-- Begin --

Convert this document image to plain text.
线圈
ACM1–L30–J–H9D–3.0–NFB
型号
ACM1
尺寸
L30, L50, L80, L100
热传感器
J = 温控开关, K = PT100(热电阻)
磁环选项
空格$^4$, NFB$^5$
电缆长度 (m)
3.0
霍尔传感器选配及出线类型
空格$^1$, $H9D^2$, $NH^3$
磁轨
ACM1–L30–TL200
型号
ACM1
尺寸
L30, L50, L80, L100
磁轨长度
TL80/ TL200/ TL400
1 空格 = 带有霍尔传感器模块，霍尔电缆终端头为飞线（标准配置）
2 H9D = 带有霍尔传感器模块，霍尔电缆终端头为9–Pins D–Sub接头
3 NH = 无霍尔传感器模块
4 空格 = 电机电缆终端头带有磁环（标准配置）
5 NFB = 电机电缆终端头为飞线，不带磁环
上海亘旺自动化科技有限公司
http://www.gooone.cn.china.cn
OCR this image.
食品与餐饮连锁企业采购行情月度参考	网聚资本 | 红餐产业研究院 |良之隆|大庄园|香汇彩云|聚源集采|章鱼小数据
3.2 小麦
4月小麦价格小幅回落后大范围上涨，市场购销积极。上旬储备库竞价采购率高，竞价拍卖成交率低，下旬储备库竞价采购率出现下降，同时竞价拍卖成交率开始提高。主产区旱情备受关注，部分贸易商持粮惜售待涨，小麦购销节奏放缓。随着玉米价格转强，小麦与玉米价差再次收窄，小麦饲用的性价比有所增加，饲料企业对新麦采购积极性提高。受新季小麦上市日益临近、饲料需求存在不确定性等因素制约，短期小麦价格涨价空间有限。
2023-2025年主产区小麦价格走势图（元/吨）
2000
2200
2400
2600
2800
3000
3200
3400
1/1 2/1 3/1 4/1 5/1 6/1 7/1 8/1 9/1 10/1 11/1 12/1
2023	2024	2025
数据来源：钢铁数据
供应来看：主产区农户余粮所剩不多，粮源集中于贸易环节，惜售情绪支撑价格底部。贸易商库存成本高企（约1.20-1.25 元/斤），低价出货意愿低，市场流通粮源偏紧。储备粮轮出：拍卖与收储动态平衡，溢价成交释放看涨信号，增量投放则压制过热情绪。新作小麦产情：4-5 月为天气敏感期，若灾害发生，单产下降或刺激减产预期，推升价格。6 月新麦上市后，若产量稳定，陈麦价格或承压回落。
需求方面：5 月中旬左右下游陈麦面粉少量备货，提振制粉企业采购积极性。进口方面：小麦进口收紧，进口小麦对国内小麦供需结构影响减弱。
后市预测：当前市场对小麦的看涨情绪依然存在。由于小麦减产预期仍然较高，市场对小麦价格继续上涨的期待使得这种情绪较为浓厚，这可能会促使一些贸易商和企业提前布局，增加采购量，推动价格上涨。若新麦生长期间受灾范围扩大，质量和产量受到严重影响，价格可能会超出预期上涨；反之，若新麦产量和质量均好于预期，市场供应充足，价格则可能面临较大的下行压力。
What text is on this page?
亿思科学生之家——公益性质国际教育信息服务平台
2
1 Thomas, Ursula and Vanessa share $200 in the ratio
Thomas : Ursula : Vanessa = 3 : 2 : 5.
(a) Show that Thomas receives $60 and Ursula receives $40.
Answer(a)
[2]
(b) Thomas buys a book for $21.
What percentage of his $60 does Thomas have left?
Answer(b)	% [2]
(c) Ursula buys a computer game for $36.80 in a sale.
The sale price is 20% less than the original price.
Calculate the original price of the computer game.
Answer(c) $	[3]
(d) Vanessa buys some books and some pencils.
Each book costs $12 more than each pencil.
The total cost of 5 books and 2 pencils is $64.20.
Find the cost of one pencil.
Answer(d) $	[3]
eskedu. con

-- End --

Exercise requirements: Exactly as shown, repeat every record.

Task solution:
Convert this document image to plain text.
线圈
ACM1–L30–J–H9D–3.0–NFB
型号
ACM1
尺寸
L30, L50, L80, L100
热传感器
J = 温控开关, K = PT100(热电阻)
磁环选项
空格$^4$, NFB$^5$
电缆长度 (m)
3.0
霍尔传感器选配及出线类型
空格$^1$, $H9D^2$, $NH^3$
磁轨
ACM1–L30–TL200
型号
ACM1
尺寸
L30, L50, L80, L100
磁轨长度
TL80/ TL200/ TL400
1 空格 = 带有霍尔传感器模块，霍尔电缆终端头为飞线（标准配置）
2 H9D = 带有霍尔传感器模块，霍尔电缆终端头为9–Pins D–Sub接头
3 NH = 无霍尔传感器模块
4 空格 = 电机电缆终端头带有磁环（标准配置）
5 NFB = 电机电缆终端头为飞线，不带磁环
上海亘旺自动化科技有限公司
http://www.gooone.cn.china.cn
OCR this image.
食品与餐饮连锁企业采购行情月度参考	网聚资本 | 红餐产业研究院 |良之隆|大庄园|香汇彩云|聚源集采|章鱼小数据
3.2 小麦
4月小麦价格小幅回落后大范围上涨，市场购销积极。上旬储备库竞价采购率高，竞价拍卖成交率低，下旬储备库竞价采购率出现下降，同时竞价拍卖成交率开始提高。主产区旱情备受关注，部分贸易商持粮惜售待涨，小麦购销节奏放缓。随着玉米价格转强，小麦与玉米价差再次收窄，小麦饲用的性价比有所增加，饲料企业对新麦采购积极性提高。受新季小麦上市日益临近、饲料需求存在不确定性等因素制约，短期小麦价格涨价空间有限。
2023-2025年主产区小麦价格走势图（元/吨）
2000
2200
2400
2600
2800
3000
3200
3400
1/1 2/1 3/1 4/1 5/1 6/1 7/1 8/1 9/1 10/1 11/1 12/1
2023	2024	2025
数据来源：钢铁数据
供应来看：主产区农户余粮所剩不多，粮源集中于贸易环节，惜售情绪支撑价格底部。贸易商库存成本高企（约1.20-1.25 元/斤），低价出货意愿低，市场流通粮源偏紧。储备粮轮出：拍卖与收储动态平衡，溢价成交释放看涨信号，增量投放则压制过热情绪。新作小麦产情：4-5 月为天气敏感期，若灾害发生，单产下降或刺激减产预期，推升价格。6 月新麦上市后，若产量稳定，陈麦价格或承压回落。
需求方面：5 月中旬左右下游陈麦面粉少量备货，提振制粉企业采购积极性。进口方面：小麦进口收紧，进口小麦对国内小麦供需结构影响减弱。
后市预测：当前市场对小麦的看涨情绪依然存在。由于小麦减产预期仍然较高，市场对小麦价格继续上涨的期待使得这种情绪较为浓厚，这可能会促使一些贸易商和企业提前布局，增加采购量，推动价格上涨。若新麦生长期间受灾范围扩大，质量和产量受到严重影响，价格可能会超出预期上涨；反之，若新麦产量和质量均好于预期，市场供应充足，价格则可能面临较大的下行压力。
What text is on this page?
亿思科学生之家——公益性质国际教育信息服务平台
2
1 Thomas, Ursula and Vanessa share $200 in the ratio
Thomas : Ursula : Vanessa = 3 : 2 : 5.
(a) Show that Thomas receives $60 and Ursula receives $40.
Answer(a)
[2]
(b) Thomas buys a book for $21.
What percentage of his $60 does Thomas have left?
Answer(b)	% [2]
(c) Ursula buys a computer game for $36.80 in a sale.
The sale price is 20% less than the original price.
Calculate the original price of the computer game.
Answer(c) $	[3]
(d) Vanessa buys some books and some pencils.
Each book costs $12 more than each pencil.
The total cost of 5 books and 2 pencils is $64.20.
Find the cost of one pencil.
Answer(d) $	[3]
eskedu. con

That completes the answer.